*EXERCISE MATERIAL*
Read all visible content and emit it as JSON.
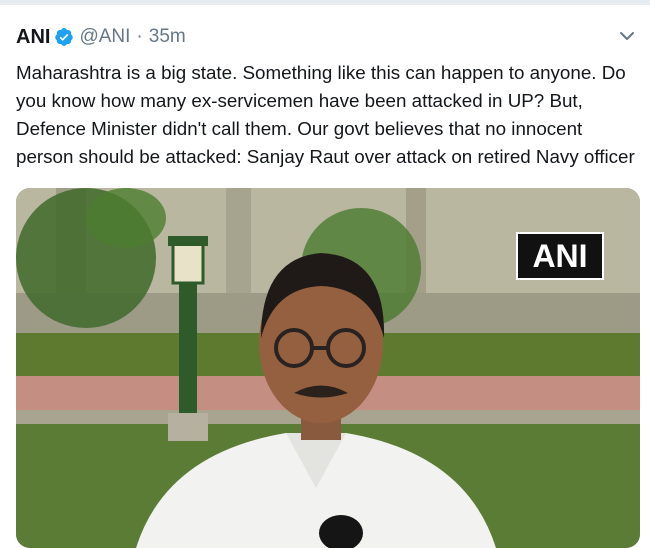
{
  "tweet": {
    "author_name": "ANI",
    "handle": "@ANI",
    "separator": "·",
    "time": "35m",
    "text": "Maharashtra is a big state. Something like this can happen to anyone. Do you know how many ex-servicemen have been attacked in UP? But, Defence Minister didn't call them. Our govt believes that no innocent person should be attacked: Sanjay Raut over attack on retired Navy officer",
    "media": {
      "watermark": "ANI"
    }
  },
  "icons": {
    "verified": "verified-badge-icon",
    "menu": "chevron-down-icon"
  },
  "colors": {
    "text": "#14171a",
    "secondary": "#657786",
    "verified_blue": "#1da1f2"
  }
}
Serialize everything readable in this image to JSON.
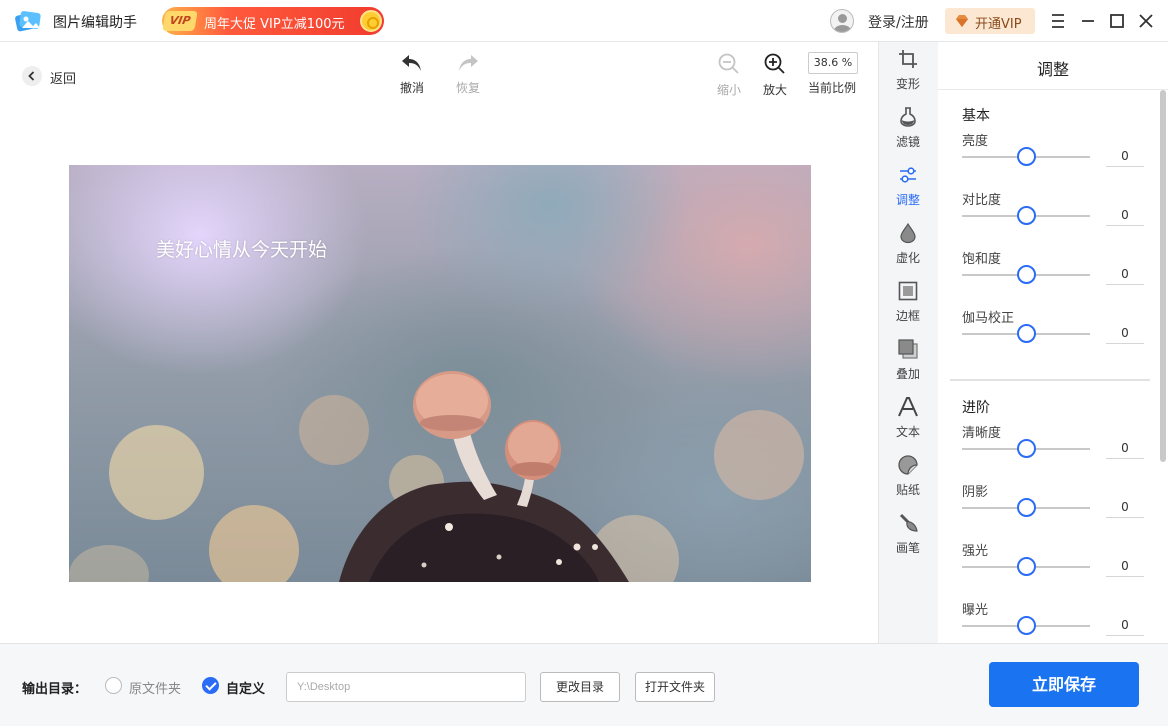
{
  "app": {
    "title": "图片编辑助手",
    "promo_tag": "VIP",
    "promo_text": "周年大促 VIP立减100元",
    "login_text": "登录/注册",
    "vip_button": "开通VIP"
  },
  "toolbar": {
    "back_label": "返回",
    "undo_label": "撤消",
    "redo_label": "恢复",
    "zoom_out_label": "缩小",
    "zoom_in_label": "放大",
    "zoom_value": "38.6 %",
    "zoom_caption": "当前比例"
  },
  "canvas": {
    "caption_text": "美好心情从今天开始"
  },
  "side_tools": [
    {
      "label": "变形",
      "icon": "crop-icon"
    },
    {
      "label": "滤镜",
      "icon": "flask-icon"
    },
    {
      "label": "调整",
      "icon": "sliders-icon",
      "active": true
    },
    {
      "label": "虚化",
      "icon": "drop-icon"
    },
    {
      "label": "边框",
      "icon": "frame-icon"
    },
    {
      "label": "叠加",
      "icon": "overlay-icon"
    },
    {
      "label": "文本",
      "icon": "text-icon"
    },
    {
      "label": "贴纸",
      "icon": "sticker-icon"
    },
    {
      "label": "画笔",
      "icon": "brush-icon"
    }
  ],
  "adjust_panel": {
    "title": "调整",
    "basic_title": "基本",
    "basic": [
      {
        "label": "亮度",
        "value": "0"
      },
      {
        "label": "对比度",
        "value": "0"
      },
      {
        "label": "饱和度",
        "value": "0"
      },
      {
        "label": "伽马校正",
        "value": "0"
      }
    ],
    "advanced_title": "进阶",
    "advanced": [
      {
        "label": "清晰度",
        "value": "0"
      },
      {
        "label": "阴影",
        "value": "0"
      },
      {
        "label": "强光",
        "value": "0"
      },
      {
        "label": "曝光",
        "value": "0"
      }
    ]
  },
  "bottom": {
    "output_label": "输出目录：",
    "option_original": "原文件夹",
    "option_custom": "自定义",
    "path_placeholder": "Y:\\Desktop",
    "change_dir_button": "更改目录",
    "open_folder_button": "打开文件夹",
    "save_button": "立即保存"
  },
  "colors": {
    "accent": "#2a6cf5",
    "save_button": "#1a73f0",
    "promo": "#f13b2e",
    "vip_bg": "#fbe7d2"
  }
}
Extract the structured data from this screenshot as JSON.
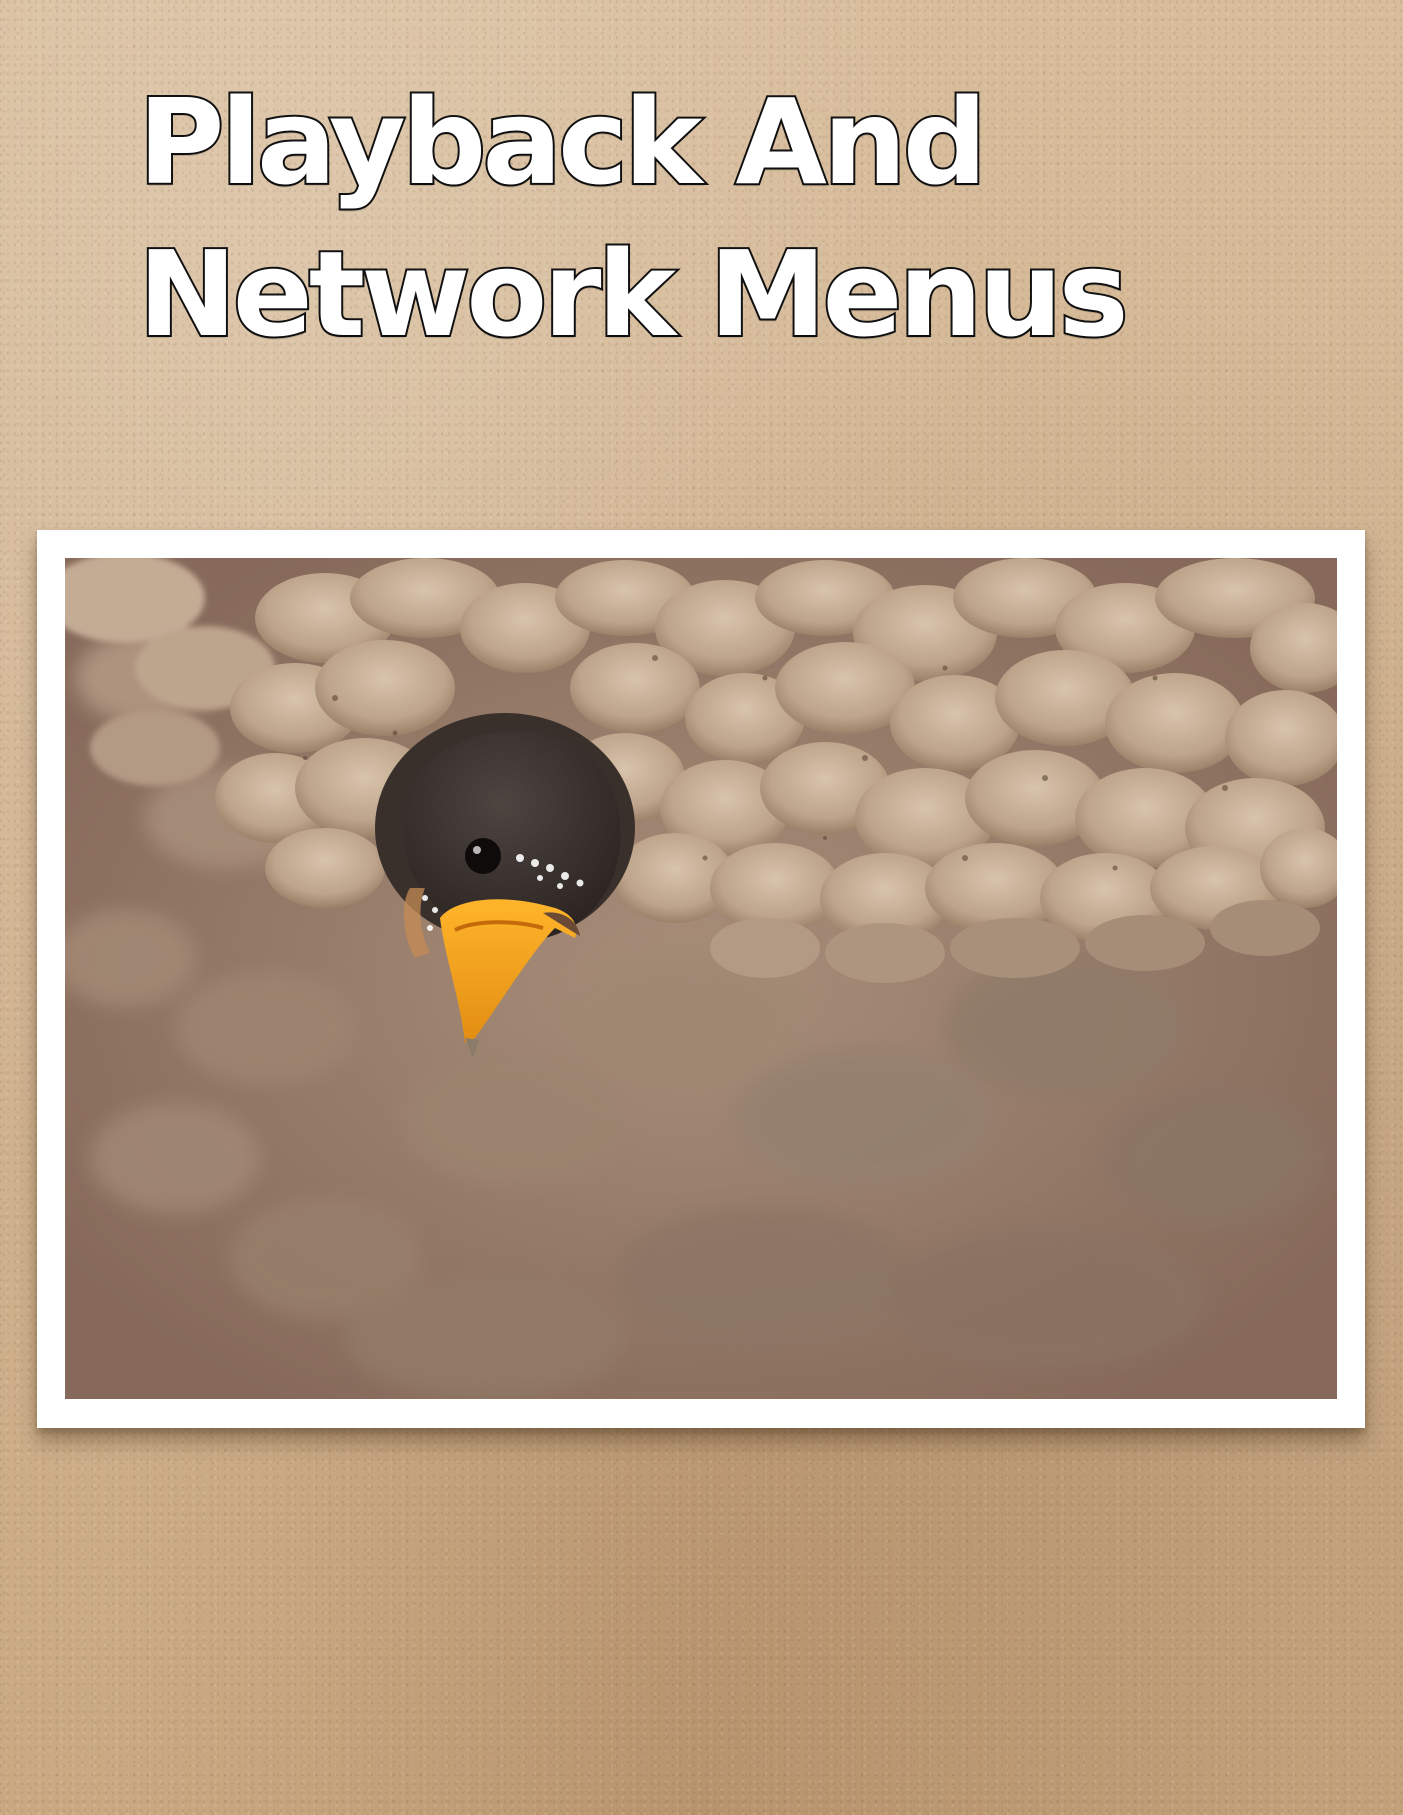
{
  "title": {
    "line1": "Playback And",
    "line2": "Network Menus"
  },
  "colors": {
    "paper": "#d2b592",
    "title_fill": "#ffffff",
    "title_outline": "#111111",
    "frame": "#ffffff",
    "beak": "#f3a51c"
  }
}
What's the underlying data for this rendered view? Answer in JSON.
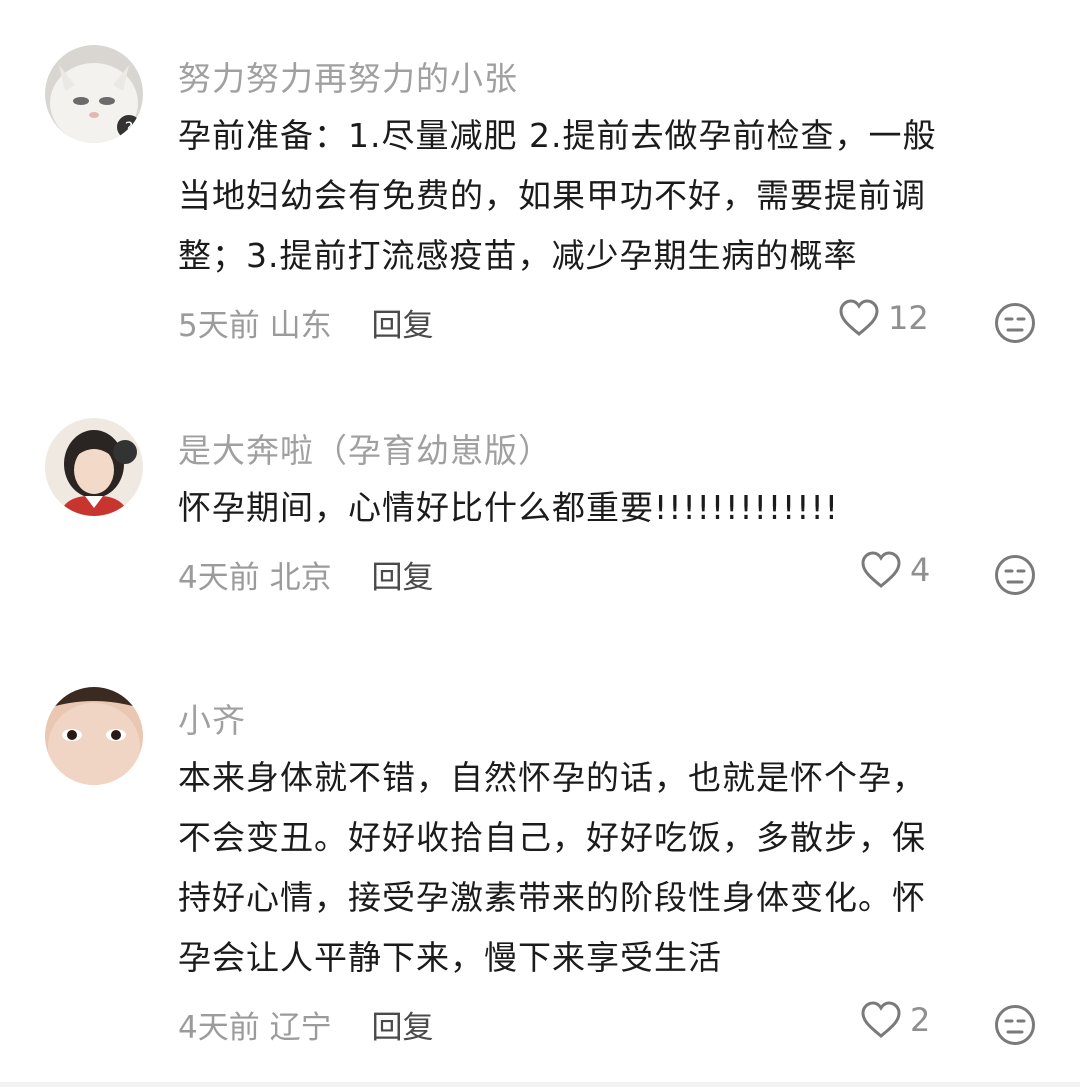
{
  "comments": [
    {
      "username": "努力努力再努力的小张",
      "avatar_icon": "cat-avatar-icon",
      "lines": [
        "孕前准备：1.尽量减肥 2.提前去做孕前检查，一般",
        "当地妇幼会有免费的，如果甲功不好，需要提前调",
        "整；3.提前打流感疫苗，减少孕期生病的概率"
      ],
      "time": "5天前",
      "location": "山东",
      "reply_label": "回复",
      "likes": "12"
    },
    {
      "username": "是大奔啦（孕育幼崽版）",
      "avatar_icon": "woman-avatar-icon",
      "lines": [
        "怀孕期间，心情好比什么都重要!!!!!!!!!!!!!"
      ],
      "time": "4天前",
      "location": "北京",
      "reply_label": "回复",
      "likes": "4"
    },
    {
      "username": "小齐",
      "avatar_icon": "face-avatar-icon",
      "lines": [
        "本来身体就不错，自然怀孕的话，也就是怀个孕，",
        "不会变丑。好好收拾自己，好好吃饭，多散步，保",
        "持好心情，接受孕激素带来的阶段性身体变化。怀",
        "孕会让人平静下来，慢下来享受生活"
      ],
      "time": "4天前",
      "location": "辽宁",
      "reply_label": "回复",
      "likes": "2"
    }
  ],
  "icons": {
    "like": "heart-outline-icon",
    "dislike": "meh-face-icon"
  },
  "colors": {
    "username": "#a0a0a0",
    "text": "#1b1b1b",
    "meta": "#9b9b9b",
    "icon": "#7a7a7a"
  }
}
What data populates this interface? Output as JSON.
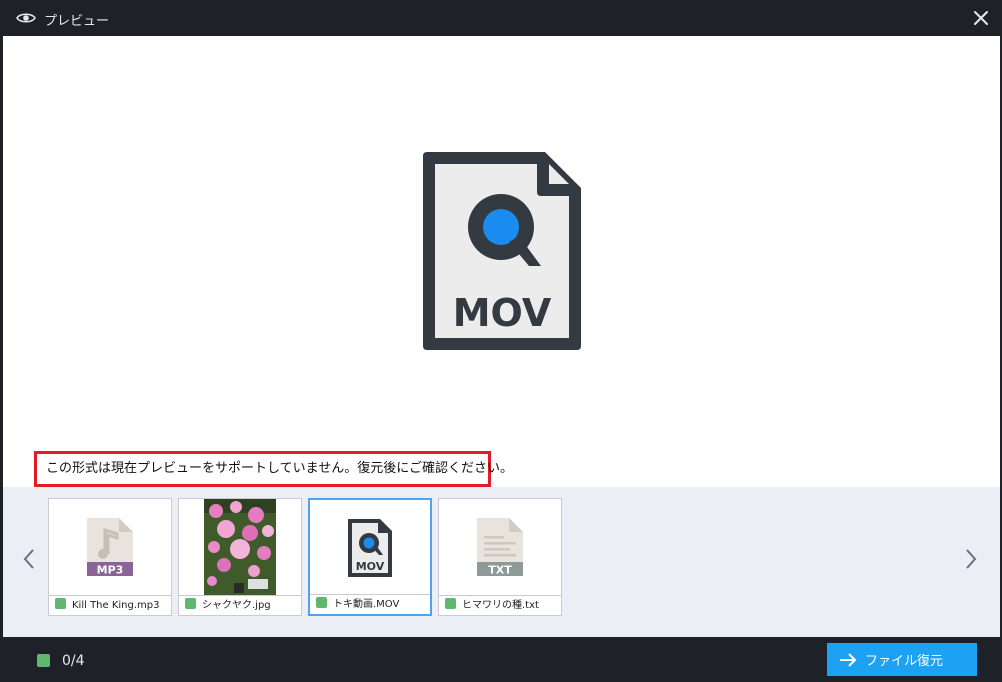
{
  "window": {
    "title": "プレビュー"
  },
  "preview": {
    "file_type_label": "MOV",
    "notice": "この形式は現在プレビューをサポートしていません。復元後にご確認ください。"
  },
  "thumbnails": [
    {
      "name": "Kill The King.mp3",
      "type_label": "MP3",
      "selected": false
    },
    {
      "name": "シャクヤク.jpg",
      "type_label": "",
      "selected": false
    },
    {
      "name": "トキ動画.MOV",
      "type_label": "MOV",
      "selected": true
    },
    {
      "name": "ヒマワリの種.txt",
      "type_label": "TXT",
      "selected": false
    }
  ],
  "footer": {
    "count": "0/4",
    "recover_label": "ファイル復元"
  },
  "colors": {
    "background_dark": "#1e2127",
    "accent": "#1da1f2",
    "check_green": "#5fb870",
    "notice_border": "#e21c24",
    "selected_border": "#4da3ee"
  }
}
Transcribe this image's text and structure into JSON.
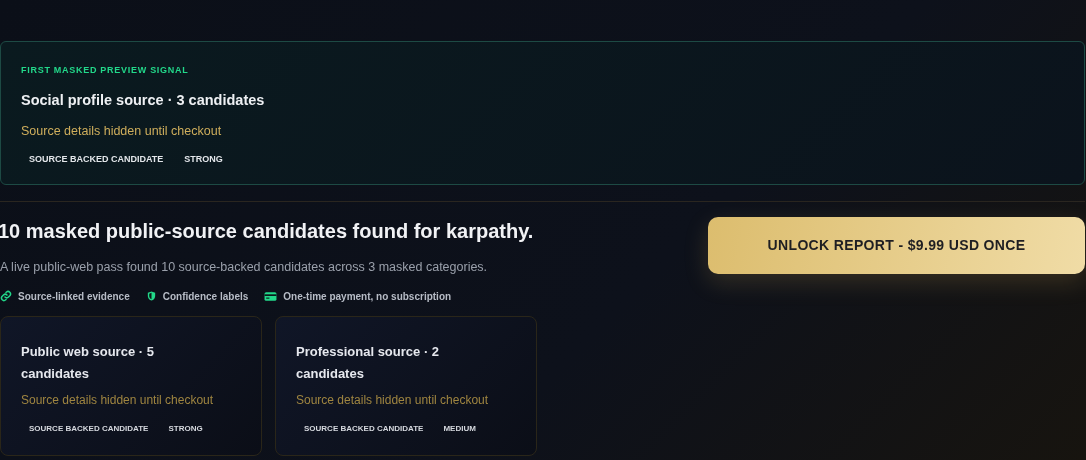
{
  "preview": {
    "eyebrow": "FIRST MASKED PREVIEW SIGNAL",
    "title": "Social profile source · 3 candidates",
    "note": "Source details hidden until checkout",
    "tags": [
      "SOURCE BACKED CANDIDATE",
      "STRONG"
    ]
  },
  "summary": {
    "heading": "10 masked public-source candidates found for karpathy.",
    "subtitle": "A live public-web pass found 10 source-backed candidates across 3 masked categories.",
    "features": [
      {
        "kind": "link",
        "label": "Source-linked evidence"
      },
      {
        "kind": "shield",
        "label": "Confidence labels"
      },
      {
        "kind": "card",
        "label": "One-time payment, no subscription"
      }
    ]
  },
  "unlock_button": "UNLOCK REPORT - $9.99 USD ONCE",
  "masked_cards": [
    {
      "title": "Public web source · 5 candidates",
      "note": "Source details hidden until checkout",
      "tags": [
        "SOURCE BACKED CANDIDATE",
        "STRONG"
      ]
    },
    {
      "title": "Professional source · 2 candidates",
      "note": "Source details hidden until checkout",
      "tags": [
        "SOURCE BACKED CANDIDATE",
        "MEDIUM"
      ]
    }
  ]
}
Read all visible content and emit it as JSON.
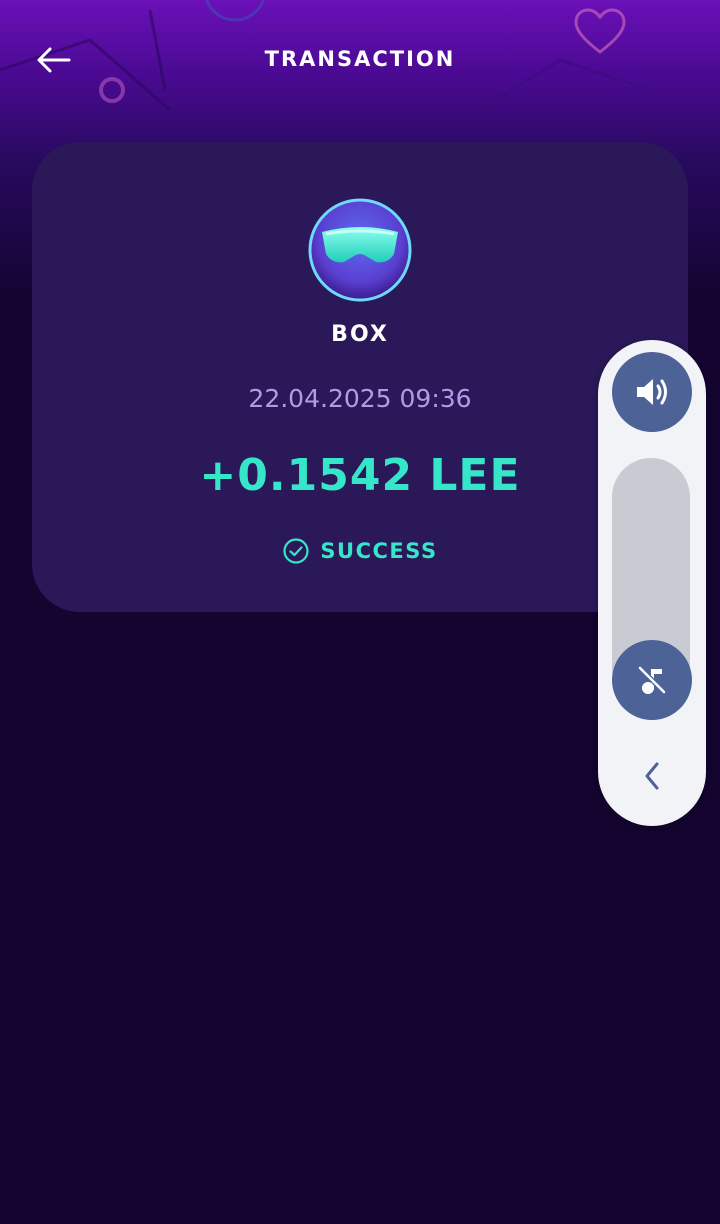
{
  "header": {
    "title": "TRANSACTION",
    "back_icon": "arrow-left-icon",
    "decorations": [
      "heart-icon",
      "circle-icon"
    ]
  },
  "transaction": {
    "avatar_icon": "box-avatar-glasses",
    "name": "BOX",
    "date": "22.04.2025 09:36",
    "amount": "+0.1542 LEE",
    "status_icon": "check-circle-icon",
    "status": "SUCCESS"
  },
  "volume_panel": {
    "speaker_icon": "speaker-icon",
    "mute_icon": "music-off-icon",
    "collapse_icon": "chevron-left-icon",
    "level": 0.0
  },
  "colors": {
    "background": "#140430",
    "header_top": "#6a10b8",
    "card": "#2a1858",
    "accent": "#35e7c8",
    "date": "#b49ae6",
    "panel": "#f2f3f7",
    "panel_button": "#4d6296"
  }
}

*WHAT YOU SHOULD DO*
Locate each line with the word "chevron" and copy it.

*SOLUTION TO THIS PROBLEM*
    "menu": "chevron-down-icon"
    "collapse_icon": "chevron-left-icon",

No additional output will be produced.